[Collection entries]

-- START --

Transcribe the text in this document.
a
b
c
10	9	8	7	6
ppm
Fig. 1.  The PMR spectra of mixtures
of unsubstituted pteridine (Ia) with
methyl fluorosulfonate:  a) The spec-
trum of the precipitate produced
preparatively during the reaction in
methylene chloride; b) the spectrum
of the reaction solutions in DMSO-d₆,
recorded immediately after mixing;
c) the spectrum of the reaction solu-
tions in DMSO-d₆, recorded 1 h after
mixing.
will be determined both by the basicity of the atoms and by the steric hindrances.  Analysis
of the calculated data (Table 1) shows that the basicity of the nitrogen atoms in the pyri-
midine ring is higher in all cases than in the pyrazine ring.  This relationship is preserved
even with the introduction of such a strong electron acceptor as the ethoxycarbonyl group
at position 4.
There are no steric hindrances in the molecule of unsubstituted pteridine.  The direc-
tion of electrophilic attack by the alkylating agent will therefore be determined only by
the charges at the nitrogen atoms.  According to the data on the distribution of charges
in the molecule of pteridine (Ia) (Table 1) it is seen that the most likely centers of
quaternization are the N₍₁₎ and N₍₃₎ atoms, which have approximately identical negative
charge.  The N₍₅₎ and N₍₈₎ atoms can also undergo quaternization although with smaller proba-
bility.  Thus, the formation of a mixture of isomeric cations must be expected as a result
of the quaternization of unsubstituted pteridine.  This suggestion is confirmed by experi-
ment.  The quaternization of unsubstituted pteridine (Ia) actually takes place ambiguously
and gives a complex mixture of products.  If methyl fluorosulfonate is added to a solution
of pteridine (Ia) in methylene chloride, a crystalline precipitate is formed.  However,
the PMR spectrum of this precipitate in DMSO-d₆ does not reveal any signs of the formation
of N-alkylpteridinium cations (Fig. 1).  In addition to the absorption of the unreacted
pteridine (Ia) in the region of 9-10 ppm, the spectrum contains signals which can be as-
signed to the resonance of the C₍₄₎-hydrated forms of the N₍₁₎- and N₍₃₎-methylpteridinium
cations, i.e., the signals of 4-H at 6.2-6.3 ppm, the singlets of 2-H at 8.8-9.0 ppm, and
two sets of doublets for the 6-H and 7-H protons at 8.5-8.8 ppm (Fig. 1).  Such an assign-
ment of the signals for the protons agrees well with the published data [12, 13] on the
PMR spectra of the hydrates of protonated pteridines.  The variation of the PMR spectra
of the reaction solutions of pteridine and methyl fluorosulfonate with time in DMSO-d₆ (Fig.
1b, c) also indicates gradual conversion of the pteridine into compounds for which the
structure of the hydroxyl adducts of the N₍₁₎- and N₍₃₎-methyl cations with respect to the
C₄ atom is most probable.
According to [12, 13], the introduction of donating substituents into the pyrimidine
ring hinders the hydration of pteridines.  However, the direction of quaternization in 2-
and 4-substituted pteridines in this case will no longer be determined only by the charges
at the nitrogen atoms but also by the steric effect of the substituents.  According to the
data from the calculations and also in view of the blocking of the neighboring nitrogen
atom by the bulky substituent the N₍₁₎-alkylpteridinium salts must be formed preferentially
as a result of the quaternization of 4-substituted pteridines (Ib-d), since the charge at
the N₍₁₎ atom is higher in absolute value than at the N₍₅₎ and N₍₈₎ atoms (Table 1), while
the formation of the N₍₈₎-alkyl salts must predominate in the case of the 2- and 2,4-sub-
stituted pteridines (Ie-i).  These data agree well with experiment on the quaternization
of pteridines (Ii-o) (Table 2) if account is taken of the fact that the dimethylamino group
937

-- END --

## Stated exercise
Write out all the lines again, exactly as they are.

## Result of this task
Transcribe the text in this document.
a
b
c
10	9	8	7	6
ppm
Fig. 1.  The PMR spectra of mixtures
of unsubstituted pteridine (Ia) with
methyl fluorosulfonate:  a) The spec-
trum of the precipitate produced
preparatively during the reaction in
methylene chloride; b) the spectrum
of the reaction solutions in DMSO-d₆,
recorded immediately after mixing;
c) the spectrum of the reaction solu-
tions in DMSO-d₆, recorded 1 h after
mixing.
will be determined both by the basicity of the atoms and by the steric hindrances.  Analysis
of the calculated data (Table 1) shows that the basicity of the nitrogen atoms in the pyri-
midine ring is higher in all cases than in the pyrazine ring.  This relationship is preserved
even with the introduction of such a strong electron acceptor as the ethoxycarbonyl group
at position 4.
There are no steric hindrances in the molecule of unsubstituted pteridine.  The direc-
tion of electrophilic attack by the alkylating agent will therefore be determined only by
the charges at the nitrogen atoms.  According to the data on the distribution of charges
in the molecule of pteridine (Ia) (Table 1) it is seen that the most likely centers of
quaternization are the N₍₁₎ and N₍₃₎ atoms, which have approximately identical negative
charge.  The N₍₅₎ and N₍₈₎ atoms can also undergo quaternization although with smaller proba-
bility.  Thus, the formation of a mixture of isomeric cations must be expected as a result
of the quaternization of unsubstituted pteridine.  This suggestion is confirmed by experi-
ment.  The quaternization of unsubstituted pteridine (Ia) actually takes place ambiguously
and gives a complex mixture of products.  If methyl fluorosulfonate is added to a solution
of pteridine (Ia) in methylene chloride, a crystalline precipitate is formed.  However,
the PMR spectrum of this precipitate in DMSO-d₆ does not reveal any signs of the formation
of N-alkylpteridinium cations (Fig. 1).  In addition to the absorption of the unreacted
pteridine (Ia) in the region of 9-10 ppm, the spectrum contains signals which can be as-
signed to the resonance of the C₍₄₎-hydrated forms of the N₍₁₎- and N₍₃₎-methylpteridinium
cations, i.e., the signals of 4-H at 6.2-6.3 ppm, the singlets of 2-H at 8.8-9.0 ppm, and
two sets of doublets for the 6-H and 7-H protons at 8.5-8.8 ppm (Fig. 1).  Such an assign-
ment of the signals for the protons agrees well with the published data [12, 13] on the
PMR spectra of the hydrates of protonated pteridines.  The variation of the PMR spectra
of the reaction solutions of pteridine and methyl fluorosulfonate with time in DMSO-d₆ (Fig.
1b, c) also indicates gradual conversion of the pteridine into compounds for which the
structure of the hydroxyl adducts of the N₍₁₎- and N₍₃₎-methyl cations with respect to the
C₄ atom is most probable.
According to [12, 13], the introduction of donating substituents into the pyrimidine
ring hinders the hydration of pteridines.  However, the direction of quaternization in 2-
and 4-substituted pteridines in this case will no longer be determined only by the charges
at the nitrogen atoms but also by the steric effect of the substituents.  According to the
data from the calculations and also in view of the blocking of the neighboring nitrogen
atom by the bulky substituent the N₍₁₎-alkylpteridinium salts must be formed preferentially
as a result of the quaternization of 4-substituted pteridines (Ib-d), since the charge at
the N₍₁₎ atom is higher in absolute value than at the N₍₅₎ and N₍₈₎ atoms (Table 1), while
the formation of the N₍₈₎-alkyl salts must predominate in the case of the 2- and 2,4-sub-
stituted pteridines (Ie-i).  These data agree well with experiment on the quaternization
of pteridines (Ii-o) (Table 2) if account is taken of the fact that the dimethylamino group
937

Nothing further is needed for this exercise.